▶ Description of the task: What is the count of lines in the listing below that hold the string "teacher"? Reply with that number alone.

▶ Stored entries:
········

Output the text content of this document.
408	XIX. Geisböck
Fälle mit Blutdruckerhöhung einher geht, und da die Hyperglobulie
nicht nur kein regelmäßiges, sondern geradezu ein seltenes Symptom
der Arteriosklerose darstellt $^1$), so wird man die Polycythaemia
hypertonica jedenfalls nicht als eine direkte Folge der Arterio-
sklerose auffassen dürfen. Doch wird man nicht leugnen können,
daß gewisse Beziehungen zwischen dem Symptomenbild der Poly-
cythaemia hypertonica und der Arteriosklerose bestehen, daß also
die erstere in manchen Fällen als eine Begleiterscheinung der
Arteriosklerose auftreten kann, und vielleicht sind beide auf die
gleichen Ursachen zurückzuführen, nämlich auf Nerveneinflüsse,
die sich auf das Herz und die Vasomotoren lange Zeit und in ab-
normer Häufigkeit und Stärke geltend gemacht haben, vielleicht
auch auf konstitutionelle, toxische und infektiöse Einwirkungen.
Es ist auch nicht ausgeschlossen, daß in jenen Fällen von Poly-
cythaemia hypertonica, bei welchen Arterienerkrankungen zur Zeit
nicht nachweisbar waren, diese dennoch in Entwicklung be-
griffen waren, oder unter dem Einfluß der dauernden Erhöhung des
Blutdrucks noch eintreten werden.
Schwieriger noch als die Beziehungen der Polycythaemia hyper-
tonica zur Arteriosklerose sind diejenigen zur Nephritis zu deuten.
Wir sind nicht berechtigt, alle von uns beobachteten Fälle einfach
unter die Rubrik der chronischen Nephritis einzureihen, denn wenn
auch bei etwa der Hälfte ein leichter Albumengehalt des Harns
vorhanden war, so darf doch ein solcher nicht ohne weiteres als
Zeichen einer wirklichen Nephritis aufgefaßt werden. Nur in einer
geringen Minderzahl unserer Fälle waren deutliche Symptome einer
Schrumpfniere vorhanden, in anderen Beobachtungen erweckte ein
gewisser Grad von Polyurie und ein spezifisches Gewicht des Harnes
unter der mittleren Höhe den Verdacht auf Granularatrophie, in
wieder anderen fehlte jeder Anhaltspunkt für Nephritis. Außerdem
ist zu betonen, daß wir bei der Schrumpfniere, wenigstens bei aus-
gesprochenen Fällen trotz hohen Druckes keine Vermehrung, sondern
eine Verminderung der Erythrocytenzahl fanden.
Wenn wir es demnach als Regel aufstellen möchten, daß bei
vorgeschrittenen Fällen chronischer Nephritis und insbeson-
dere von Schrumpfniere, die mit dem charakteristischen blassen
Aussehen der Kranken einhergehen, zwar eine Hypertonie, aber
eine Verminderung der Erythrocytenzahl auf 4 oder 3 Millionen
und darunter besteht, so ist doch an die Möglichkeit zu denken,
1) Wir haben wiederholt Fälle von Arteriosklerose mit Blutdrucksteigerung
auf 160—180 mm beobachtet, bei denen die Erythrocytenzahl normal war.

········

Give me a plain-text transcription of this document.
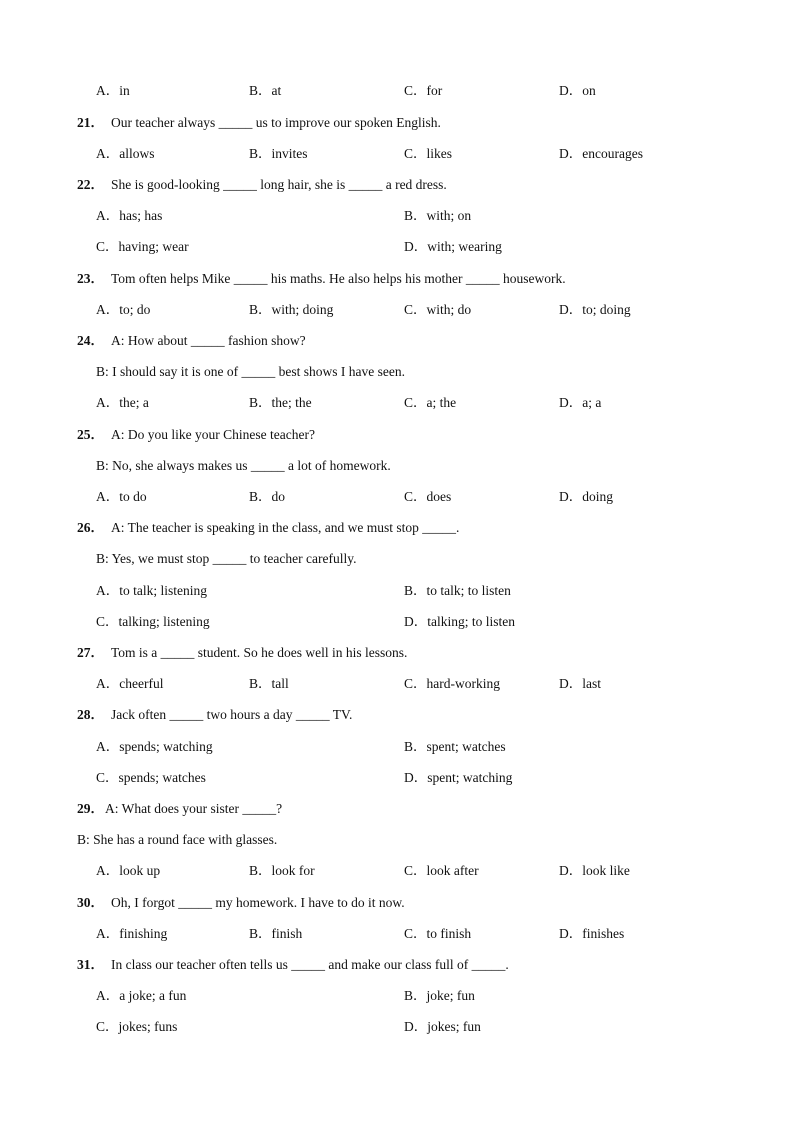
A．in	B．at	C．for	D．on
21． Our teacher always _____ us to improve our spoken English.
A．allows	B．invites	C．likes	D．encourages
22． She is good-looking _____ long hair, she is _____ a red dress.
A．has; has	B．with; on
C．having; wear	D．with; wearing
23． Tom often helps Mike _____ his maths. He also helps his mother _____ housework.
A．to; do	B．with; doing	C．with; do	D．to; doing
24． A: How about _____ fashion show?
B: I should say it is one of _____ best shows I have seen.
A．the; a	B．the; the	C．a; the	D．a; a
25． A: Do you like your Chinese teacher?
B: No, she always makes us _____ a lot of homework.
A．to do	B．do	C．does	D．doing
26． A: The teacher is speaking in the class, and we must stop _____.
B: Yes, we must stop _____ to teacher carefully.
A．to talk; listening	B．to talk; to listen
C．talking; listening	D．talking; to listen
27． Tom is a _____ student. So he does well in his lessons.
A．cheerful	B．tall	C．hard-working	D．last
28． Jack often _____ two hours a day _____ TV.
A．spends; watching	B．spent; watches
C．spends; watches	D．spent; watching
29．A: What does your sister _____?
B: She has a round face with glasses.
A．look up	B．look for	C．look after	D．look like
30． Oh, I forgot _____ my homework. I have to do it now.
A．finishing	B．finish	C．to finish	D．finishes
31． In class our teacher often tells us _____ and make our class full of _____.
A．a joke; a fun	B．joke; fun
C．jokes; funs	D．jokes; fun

········

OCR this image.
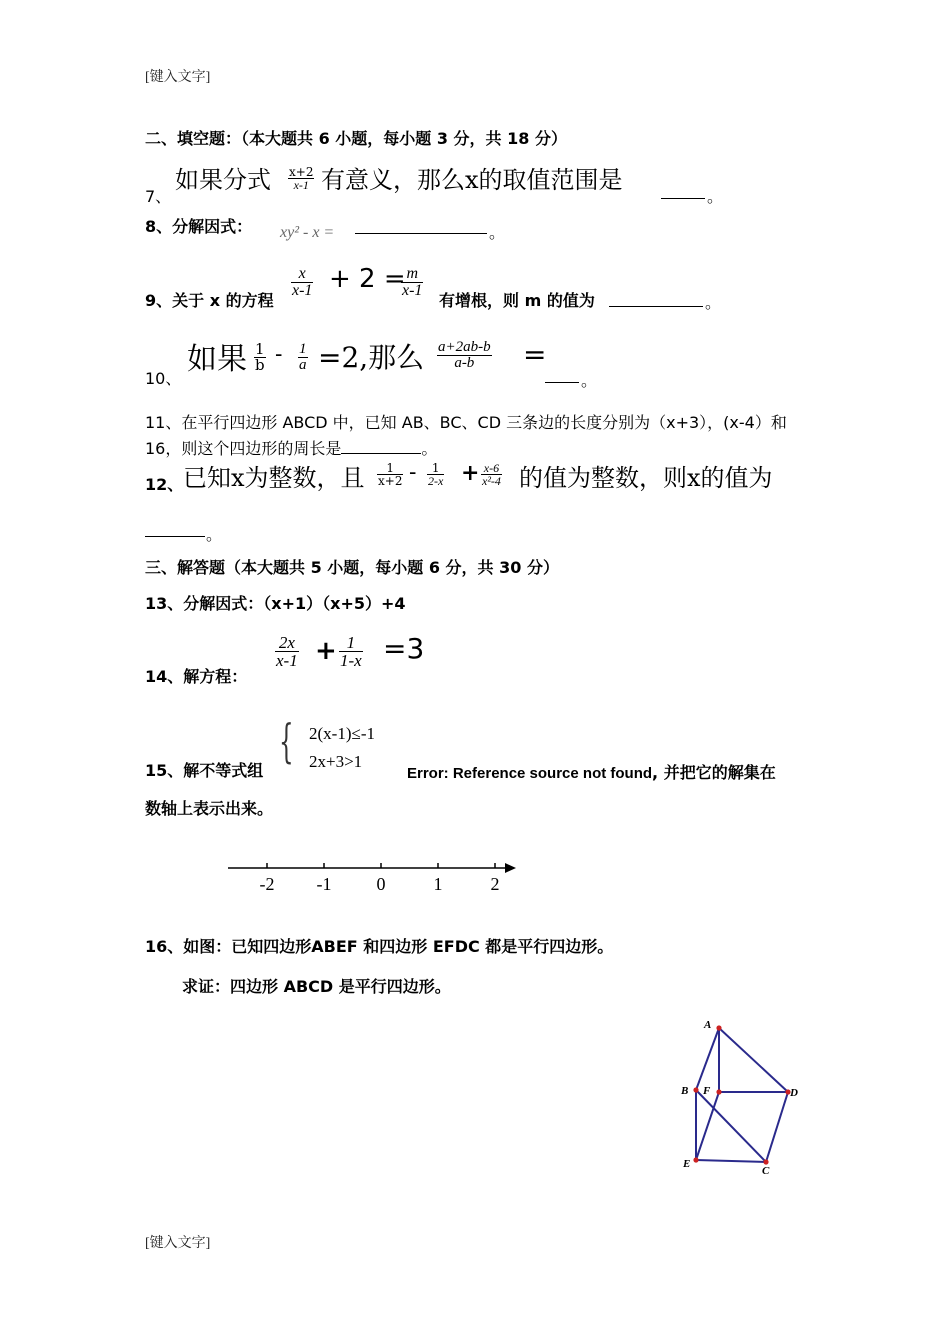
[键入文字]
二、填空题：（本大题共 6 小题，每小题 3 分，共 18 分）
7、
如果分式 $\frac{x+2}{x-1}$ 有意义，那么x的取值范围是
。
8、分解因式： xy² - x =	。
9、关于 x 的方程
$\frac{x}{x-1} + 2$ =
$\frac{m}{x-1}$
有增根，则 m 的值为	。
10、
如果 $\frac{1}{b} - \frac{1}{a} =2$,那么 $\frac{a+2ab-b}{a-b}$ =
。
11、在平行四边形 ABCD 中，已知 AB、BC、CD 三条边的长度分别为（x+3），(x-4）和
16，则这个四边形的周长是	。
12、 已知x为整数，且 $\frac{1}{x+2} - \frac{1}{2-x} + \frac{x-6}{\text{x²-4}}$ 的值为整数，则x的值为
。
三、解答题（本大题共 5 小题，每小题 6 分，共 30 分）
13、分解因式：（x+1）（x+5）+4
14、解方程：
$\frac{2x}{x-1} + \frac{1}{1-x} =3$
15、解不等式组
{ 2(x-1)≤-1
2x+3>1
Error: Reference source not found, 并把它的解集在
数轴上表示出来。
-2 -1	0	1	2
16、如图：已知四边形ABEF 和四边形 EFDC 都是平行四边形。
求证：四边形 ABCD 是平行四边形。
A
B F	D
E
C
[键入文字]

········

▶ Written reply: 5